Output all the entries word for word. Omit the pictures.

RECORDS FOR THE TASK:
----------

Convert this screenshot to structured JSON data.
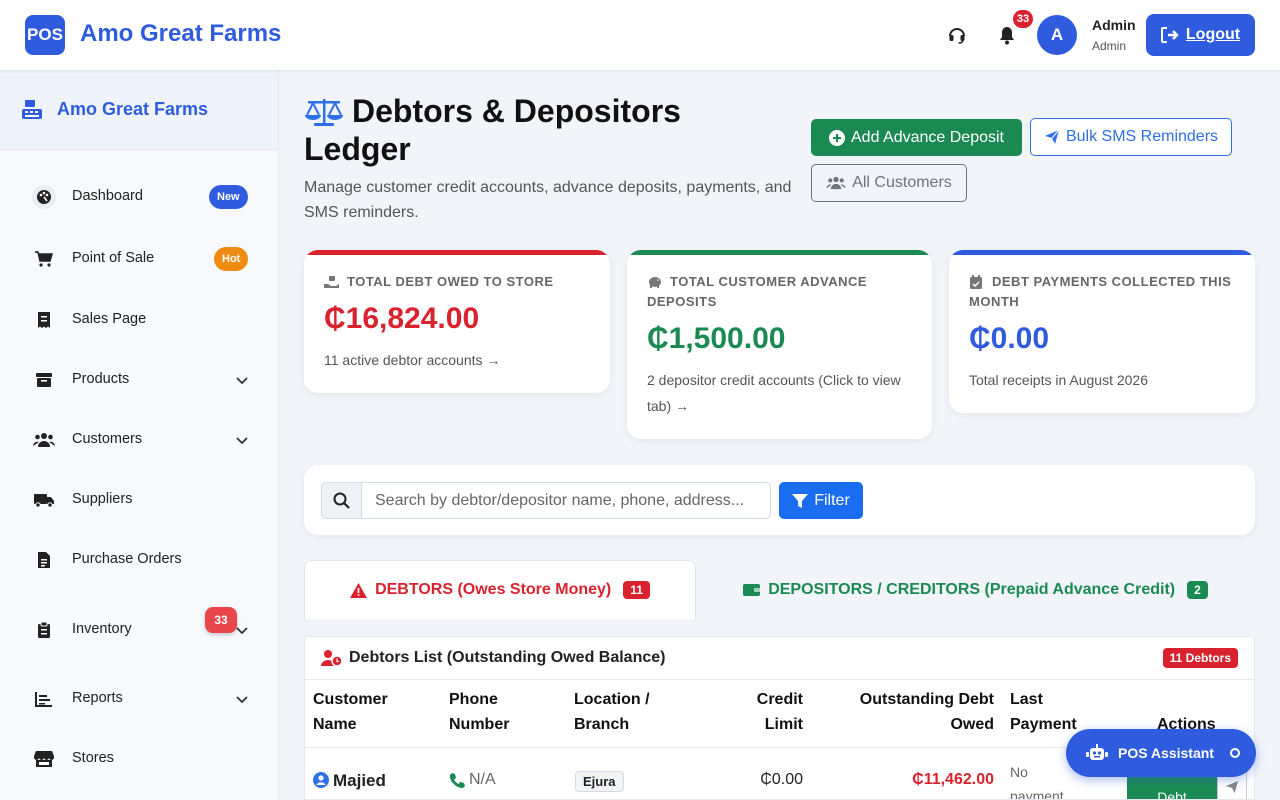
{
  "topbar": {
    "logo_text": "POS",
    "brand": "Amo Great Farms",
    "notification_count": "33",
    "avatar_initial": "A",
    "user_name": "Admin",
    "user_role": "Admin",
    "logout_label": "Logout"
  },
  "sidebar": {
    "title": "Amo Great Farms",
    "items": [
      {
        "label": "Dashboard",
        "icon": "palette-icon",
        "badge": "New",
        "badge_color": "#2f5cde"
      },
      {
        "label": "Point of Sale",
        "icon": "cart-icon",
        "badge": "Hot",
        "badge_color": "#ee8c12"
      },
      {
        "label": "Sales Page",
        "icon": "receipt-icon"
      },
      {
        "label": "Products",
        "icon": "box-icon",
        "has_submenu": true
      },
      {
        "label": "Customers",
        "icon": "users-icon",
        "has_submenu": true
      },
      {
        "label": "Suppliers",
        "icon": "truck-icon"
      },
      {
        "label": "Purchase Orders",
        "icon": "document-icon"
      },
      {
        "label": "Inventory",
        "icon": "clipboard-icon",
        "has_submenu": true,
        "badge": "33"
      },
      {
        "label": "Reports",
        "icon": "chart-icon",
        "has_submenu": true
      },
      {
        "label": "Stores",
        "icon": "store-icon"
      }
    ]
  },
  "header": {
    "title": "Debtors & Depositors Ledger",
    "subtitle": "Manage customer credit accounts, advance deposits, payments, and SMS reminders.",
    "add_deposit_label": "Add Advance Deposit",
    "bulk_sms_label": "Bulk SMS Reminders",
    "all_customers_label": "All Customers"
  },
  "stats": [
    {
      "caption": "TOTAL DEBT OWED TO STORE",
      "value": "₵16,824.00",
      "note": "11 active debtor accounts →",
      "color": "#d8232f"
    },
    {
      "caption": "TOTAL CUSTOMER ADVANCE DEPOSITS",
      "value": "₵1,500.00",
      "note": "2 depositor credit accounts (Click to view tab) →",
      "color": "#1b8a52"
    },
    {
      "caption": "DEBT PAYMENTS COLLECTED THIS MONTH",
      "value": "₵0.00",
      "note": "Total receipts in August 2026",
      "color": "#2f5cde"
    }
  ],
  "search": {
    "placeholder": "Search by debtor/depositor name, phone, address...",
    "filter_label": "Filter"
  },
  "tabs": {
    "debtors_label": "DEBTORS (Owes Store Money)",
    "debtors_count": "11",
    "depositors_label": "DEPOSITORS / CREDITORS (Prepaid Advance Credit)",
    "depositors_count": "2"
  },
  "ledger": {
    "title": "Debtors List (Outstanding Owed Balance)",
    "count_label": "11 Debtors",
    "columns": {
      "customer_name": "Customer Name",
      "phone_number": "Phone Number",
      "location": "Location / Branch",
      "credit_limit": "Credit Limit",
      "outstanding": "Outstanding Debt Owed",
      "last_payment": "Last Payment",
      "actions": "Actions"
    },
    "rows": [
      {
        "name": "Majied",
        "phone": "N/A",
        "location": "Ejura",
        "credit_limit": "₵0.00",
        "outstanding": "₵11,462.00",
        "last_payment": "No payment yet",
        "pay_label": "Debt"
      }
    ]
  },
  "assistant": {
    "label": "POS Assistant"
  }
}
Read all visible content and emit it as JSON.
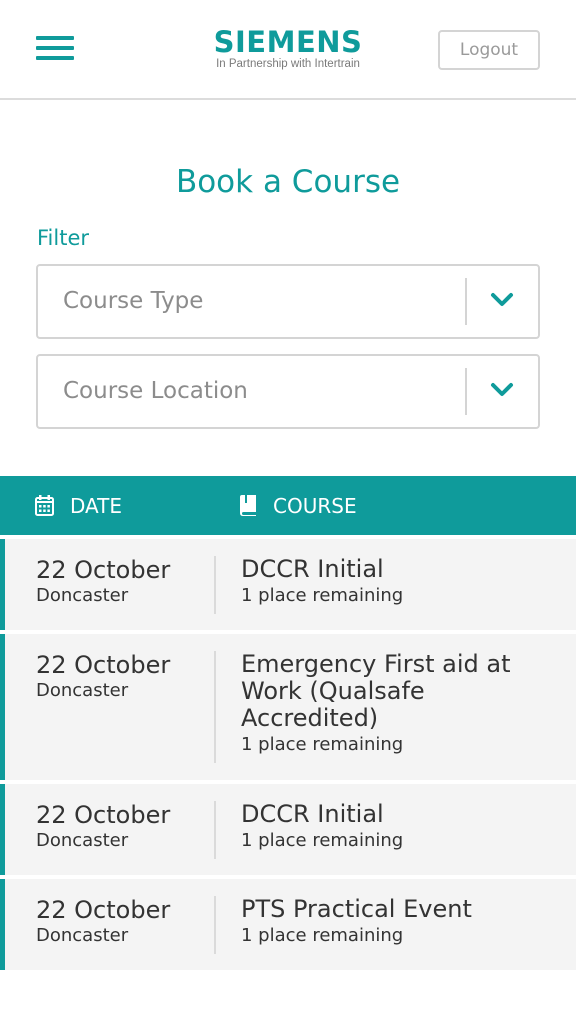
{
  "header": {
    "logo": "SIEMENS",
    "logo_subtitle": "In Partnership with Intertrain",
    "logout_label": "Logout"
  },
  "page": {
    "title": "Book a Course",
    "filter_label": "Filter"
  },
  "filters": {
    "course_type_placeholder": "Course Type",
    "course_location_placeholder": "Course Location"
  },
  "table": {
    "date_header": "DATE",
    "course_header": "COURSE",
    "rows": [
      {
        "date": "22 October",
        "location": "Doncaster",
        "course": "DCCR Initial",
        "places": "1 place remaining"
      },
      {
        "date": "22 October",
        "location": "Doncaster",
        "course": "Emergency First aid at Work (Qualsafe Accredited)",
        "places": "1 place remaining"
      },
      {
        "date": "22 October",
        "location": "Doncaster",
        "course": "DCCR Initial",
        "places": "1 place remaining"
      },
      {
        "date": "22 October",
        "location": "Doncaster",
        "course": "PTS Practical Event",
        "places": "1 place remaining"
      }
    ]
  },
  "colors": {
    "accent": "#0f9b9b",
    "row_background": "#f4f4f4",
    "border": "#d4d4d4"
  },
  "icons": {
    "menu": "hamburger-menu-icon",
    "dropdown": "chevron-down-icon",
    "date": "calendar-icon",
    "course": "book-icon"
  }
}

----------

EXERCISE SOLUTION:
Convert this screenshot to structured JSON data.
{
  "topbar": {
    "logo_text": "POS",
    "brand": "Amo Great Farms",
    "notification_count": "33",
    "avatar_initial": "A",
    "user_name": "Admin",
    "user_role": "Admin",
    "logout_label": "Logout"
  },
  "sidebar": {
    "title": "Amo Great Farms",
    "items": [
      {
        "label": "Dashboard",
        "icon": "palette-icon",
        "badge": "New",
        "badge_color": "#2f5cde"
      },
      {
        "label": "Point of Sale",
        "icon": "cart-icon",
        "badge": "Hot",
        "badge_color": "#ee8c12"
      },
      {
        "label": "Sales Page",
        "icon": "receipt-icon"
      },
      {
        "label": "Products",
        "icon": "box-icon",
        "has_submenu": true
      },
      {
        "label": "Customers",
        "icon": "users-icon",
        "has_submenu": true
      },
      {
        "label": "Suppliers",
        "icon": "truck-icon"
      },
      {
        "label": "Purchase Orders",
        "icon": "document-icon"
      },
      {
        "label": "Inventory",
        "icon": "clipboard-icon",
        "has_submenu": true,
        "badge": "33"
      },
      {
        "label": "Reports",
        "icon": "chart-icon",
        "has_submenu": true
      },
      {
        "label": "Stores",
        "icon": "store-icon"
      }
    ]
  },
  "header": {
    "title": "Debtors & Depositors Ledger",
    "subtitle": "Manage customer credit accounts, advance deposits, payments, and SMS reminders.",
    "add_deposit_label": "Add Advance Deposit",
    "bulk_sms_label": "Bulk SMS Reminders",
    "all_customers_label": "All Customers"
  },
  "stats": [
    {
      "caption": "TOTAL DEBT OWED TO STORE",
      "value": "₵16,824.00",
      "note": "11 active debtor accounts →",
      "color": "#d8232f"
    },
    {
      "caption": "TOTAL CUSTOMER ADVANCE DEPOSITS",
      "value": "₵1,500.00",
      "note": "2 depositor credit accounts (Click to view tab) →",
      "color": "#1b8a52"
    },
    {
      "caption": "DEBT PAYMENTS COLLECTED THIS MONTH",
      "value": "₵0.00",
      "note": "Total receipts in August 2026",
      "color": "#2f5cde"
    }
  ],
  "search": {
    "placeholder": "Search by debtor/depositor name, phone, address...",
    "filter_label": "Filter"
  },
  "tabs": {
    "debtors_label": "DEBTORS (Owes Store Money)",
    "debtors_count": "11",
    "depositors_label": "DEPOSITORS / CREDITORS (Prepaid Advance Credit)",
    "depositors_count": "2"
  },
  "ledger": {
    "title": "Debtors List (Outstanding Owed Balance)",
    "count_label": "11 Debtors",
    "columns": {
      "customer_name": "Customer Name",
      "phone_number": "Phone Number",
      "location": "Location / Branch",
      "credit_limit": "Credit Limit",
      "outstanding": "Outstanding Debt Owed",
      "last_payment": "Last Payment",
      "actions": "Actions"
    },
    "rows": [
      {
        "name": "Majied",
        "phone": "N/A",
        "location": "Ejura",
        "credit_limit": "₵0.00",
        "outstanding": "₵11,462.00",
        "last_payment": "No payment yet",
        "pay_label": "Debt"
      }
    ]
  },
  "assistant": {
    "label": "POS Assistant"
  }
}
Read all visible content and emit it as JSON.
{
  "header": {
    "logo": "SIEMENS",
    "logo_subtitle": "In Partnership with Intertrain",
    "logout_label": "Logout"
  },
  "page": {
    "title": "Book a Course",
    "filter_label": "Filter"
  },
  "filters": {
    "course_type_placeholder": "Course Type",
    "course_location_placeholder": "Course Location"
  },
  "table": {
    "date_header": "DATE",
    "course_header": "COURSE",
    "rows": [
      {
        "date": "22 October",
        "location": "Doncaster",
        "course": "DCCR Initial",
        "places": "1 place remaining"
      },
      {
        "date": "22 October",
        "location": "Doncaster",
        "course": "Emergency First aid at Work (Qualsafe Accredited)",
        "places": "1 place remaining"
      },
      {
        "date": "22 October",
        "location": "Doncaster",
        "course": "DCCR Initial",
        "places": "1 place remaining"
      },
      {
        "date": "22 October",
        "location": "Doncaster",
        "course": "PTS Practical Event",
        "places": "1 place remaining"
      }
    ]
  },
  "colors": {
    "accent": "#0f9b9b",
    "row_background": "#f4f4f4",
    "border": "#d4d4d4"
  },
  "icons": {
    "menu": "hamburger-menu-icon",
    "dropdown": "chevron-down-icon",
    "date": "calendar-icon",
    "course": "book-icon"
  }
}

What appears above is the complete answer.